━━━ SUPPLIED MATERIAL

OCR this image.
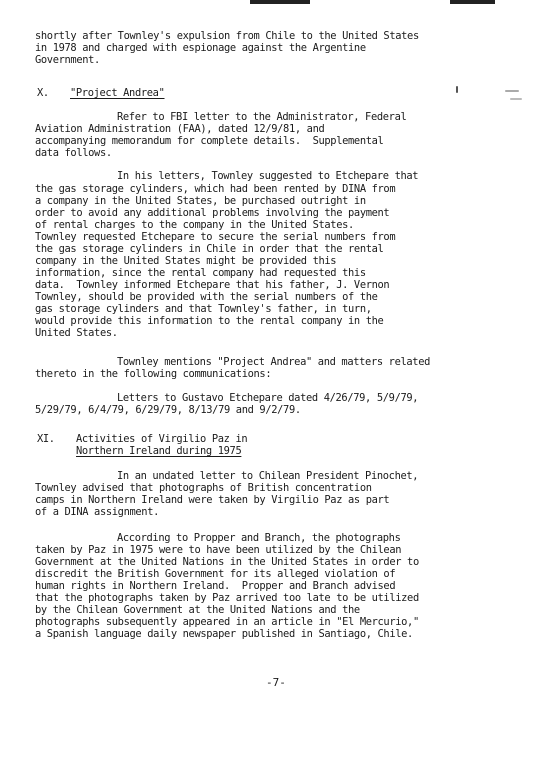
shortly after Townley's expulsion from Chile to the United States
in 1978 and charged with espionage against the Argentine
Government.
X. "Project Andrea"
Refer to FBI letter to the Administrator, Federal
Aviation Administration (FAA), dated 12/9/81, and
accompanying memorandum for complete details.  Supplemental
data follows.
In his letters, Townley suggested to Etchepare that
the gas storage cylinders, which had been rented by DINA from
a company in the United States, be purchased outright in
order to avoid any additional problems involving the payment
of rental charges to the company in the United States.
Townley requested Etchepare to secure the serial numbers from
the gas storage cylinders in Chile in order that the rental
company in the United States might be provided this
information, since the rental company had requested this
data.  Townley informed Etchepare that his father, J. Vernon
Townley, should be provided with the serial numbers of the
gas storage cylinders and that Townley's father, in turn,
would provide this information to the rental company in the
United States.
Townley mentions "Project Andrea" and matters related
thereto in the following communications:
Letters to Gustavo Etchepare dated 4/26/79, 5/9/79,
5/29/79, 6/4/79, 6/29/79, 8/13/79 and 9/2/79.
XI. Activities of Virgilio Paz in
Northern Ireland during 1975
In an undated letter to Chilean President Pinochet,
Townley advised that photographs of British concentration
camps in Northern Ireland were taken by Virgilio Paz as part
of a DINA assignment.
According to Propper and Branch, the photographs
taken by Paz in 1975 were to have been utilized by the Chilean
Government at the United Nations in the United States in order to
discredit the British Government for its alleged violation of
human rights in Northern Ireland.  Propper and Branch advised
that the photographs taken by Paz arrived too late to be utilized
by the Chilean Government at the United Nations and the
photographs subsequently appeared in an article in "El Mercurio,"
a Spanish language daily newspaper published in Santiago, Chile.
-7-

━━━━━━

**EXERCISE DETAILS**
Which lines above contain "Virgilio"? Show each of them.

**EXPECTED ANSWER**
XI. Activities of Virgilio Paz in
camps in Northern Ireland were taken by Virgilio Paz as part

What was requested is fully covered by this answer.